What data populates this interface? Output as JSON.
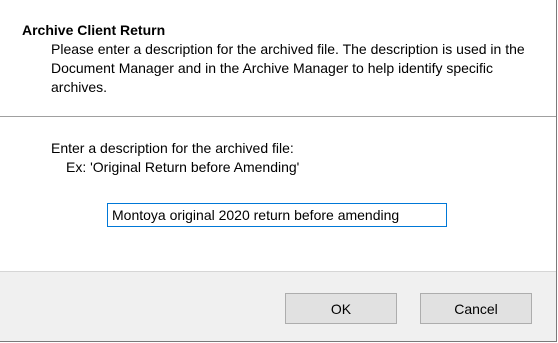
{
  "dialog": {
    "title": "Archive Client Return",
    "description": "Please enter a description for the archived file. The description is used in the Document Manager and in the Archive Manager to help identify specific archives.",
    "prompt_label": "Enter a description for the archived file:",
    "example_label": "Ex: 'Original Return before Amending'",
    "input_value": "Montoya original 2020 return before amending",
    "ok_label": "OK",
    "cancel_label": "Cancel"
  },
  "colors": {
    "input_border": "#0078d7",
    "footer_background": "#f0f0f0",
    "button_background": "#e1e1e1"
  }
}
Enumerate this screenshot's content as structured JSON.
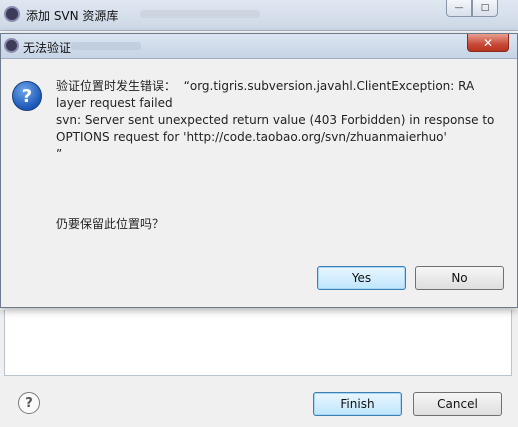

== == ==

Reproduce the records, all of them, word for word; omit the pictures.

● Response to the exercise:
What data populates this interface? Output as JSON.
{
  "dialog": {
    "title": "Archive Client Return",
    "description": "Please enter a description for the archived file. The description is used in the Document Manager and in the Archive Manager to help identify specific archives.",
    "prompt_label": "Enter a description for the archived file:",
    "example_label": "Ex: 'Original Return before Amending'",
    "input_value": "Montoya original 2020 return before amending",
    "ok_label": "OK",
    "cancel_label": "Cancel"
  },
  "colors": {
    "input_border": "#0078d7",
    "footer_background": "#f0f0f0",
    "button_background": "#e1e1e1"
  }
}
Enumerate this screenshot's content as structured JSON.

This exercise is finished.